====== RECORDED DATA

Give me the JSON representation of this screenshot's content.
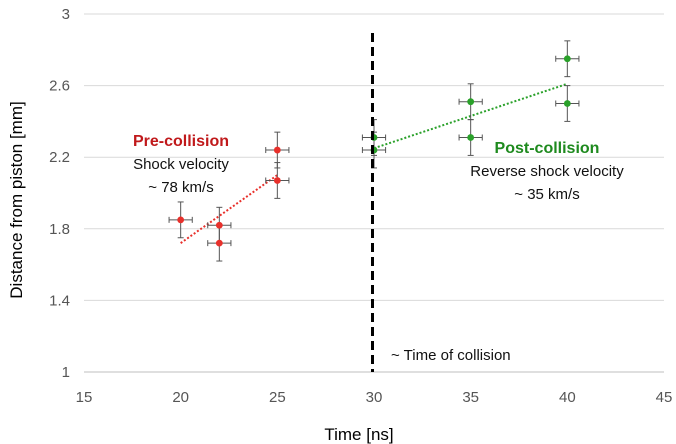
{
  "chart_data": {
    "type": "scatter",
    "xlabel": "Time [ns]",
    "ylabel": "Distance from piston [mm]",
    "xlim": [
      15,
      45
    ],
    "ylim": [
      1,
      3
    ],
    "xticks": [
      15,
      20,
      25,
      30,
      35,
      40,
      45
    ],
    "yticks": [
      1,
      1.4,
      1.8,
      2.2,
      2.6,
      3
    ],
    "ytick_labels": [
      "1",
      "1.4",
      "1.8",
      "2.2",
      "2.6",
      "3"
    ],
    "grid": "horizontal",
    "series": [
      {
        "color": "#e8302b",
        "points": [
          {
            "x": 20,
            "y": 1.85,
            "xerr": 0.6,
            "yerr": 0.1
          },
          {
            "x": 22,
            "y": 1.82,
            "xerr": 0.6,
            "yerr": 0.1
          },
          {
            "x": 22,
            "y": 1.72,
            "xerr": 0.6,
            "yerr": 0.1
          },
          {
            "x": 25,
            "y": 2.24,
            "xerr": 0.6,
            "yerr": 0.1
          },
          {
            "x": 25,
            "y": 2.07,
            "xerr": 0.6,
            "yerr": 0.1
          }
        ],
        "trendline": {
          "x0": 20,
          "y0": 1.72,
          "x1": 25,
          "y1": 2.1
        }
      },
      {
        "color": "#2aa12a",
        "points": [
          {
            "x": 30,
            "y": 2.31,
            "xerr": 0.6,
            "yerr": 0.1
          },
          {
            "x": 30,
            "y": 2.24,
            "xerr": 0.6,
            "yerr": 0.1
          },
          {
            "x": 35,
            "y": 2.51,
            "xerr": 0.6,
            "yerr": 0.1
          },
          {
            "x": 35,
            "y": 2.31,
            "xerr": 0.6,
            "yerr": 0.1
          },
          {
            "x": 40,
            "y": 2.75,
            "xerr": 0.6,
            "yerr": 0.1
          },
          {
            "x": 40,
            "y": 2.5,
            "xerr": 0.6,
            "yerr": 0.1
          }
        ],
        "trendline": {
          "x0": 30,
          "y0": 2.25,
          "x1": 40,
          "y1": 2.61
        }
      }
    ],
    "collision_line_x": 30,
    "annotations": {
      "pre_title": "Pre-collision",
      "pre_line1": "Shock velocity",
      "pre_line2": "~ 78 km/s",
      "post_title": "Post-collision",
      "post_line1": "Reverse shock velocity",
      "post_line2": "~ 35 km/s",
      "collision": "~ Time of collision"
    },
    "colors": {
      "pre": "#c0191b",
      "post": "#1e8a1e",
      "errorbar": "#555555",
      "grid": "#d9d9d9",
      "axis": "#bfbfbf"
    }
  }
}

============

WHAT IS EXPECTED: Restate each entry word for word, leaving out any pictures.

EXPECTED ANSWER:
Give me the JSON representation of this screenshot's content.
{
  "chart_data": {
    "type": "scatter",
    "xlabel": "Time [ns]",
    "ylabel": "Distance from piston [mm]",
    "xlim": [
      15,
      45
    ],
    "ylim": [
      1,
      3
    ],
    "xticks": [
      15,
      20,
      25,
      30,
      35,
      40,
      45
    ],
    "yticks": [
      1,
      1.4,
      1.8,
      2.2,
      2.6,
      3
    ],
    "ytick_labels": [
      "1",
      "1.4",
      "1.8",
      "2.2",
      "2.6",
      "3"
    ],
    "grid": "horizontal",
    "series": [
      {
        "color": "#e8302b",
        "points": [
          {
            "x": 20,
            "y": 1.85,
            "xerr": 0.6,
            "yerr": 0.1
          },
          {
            "x": 22,
            "y": 1.82,
            "xerr": 0.6,
            "yerr": 0.1
          },
          {
            "x": 22,
            "y": 1.72,
            "xerr": 0.6,
            "yerr": 0.1
          },
          {
            "x": 25,
            "y": 2.24,
            "xerr": 0.6,
            "yerr": 0.1
          },
          {
            "x": 25,
            "y": 2.07,
            "xerr": 0.6,
            "yerr": 0.1
          }
        ],
        "trendline": {
          "x0": 20,
          "y0": 1.72,
          "x1": 25,
          "y1": 2.1
        }
      },
      {
        "color": "#2aa12a",
        "points": [
          {
            "x": 30,
            "y": 2.31,
            "xerr": 0.6,
            "yerr": 0.1
          },
          {
            "x": 30,
            "y": 2.24,
            "xerr": 0.6,
            "yerr": 0.1
          },
          {
            "x": 35,
            "y": 2.51,
            "xerr": 0.6,
            "yerr": 0.1
          },
          {
            "x": 35,
            "y": 2.31,
            "xerr": 0.6,
            "yerr": 0.1
          },
          {
            "x": 40,
            "y": 2.75,
            "xerr": 0.6,
            "yerr": 0.1
          },
          {
            "x": 40,
            "y": 2.5,
            "xerr": 0.6,
            "yerr": 0.1
          }
        ],
        "trendline": {
          "x0": 30,
          "y0": 2.25,
          "x1": 40,
          "y1": 2.61
        }
      }
    ],
    "collision_line_x": 30,
    "annotations": {
      "pre_title": "Pre-collision",
      "pre_line1": "Shock velocity",
      "pre_line2": "~ 78 km/s",
      "post_title": "Post-collision",
      "post_line1": "Reverse shock velocity",
      "post_line2": "~ 35 km/s",
      "collision": "~ Time of collision"
    },
    "colors": {
      "pre": "#c0191b",
      "post": "#1e8a1e",
      "errorbar": "#555555",
      "grid": "#d9d9d9",
      "axis": "#bfbfbf"
    }
  }
}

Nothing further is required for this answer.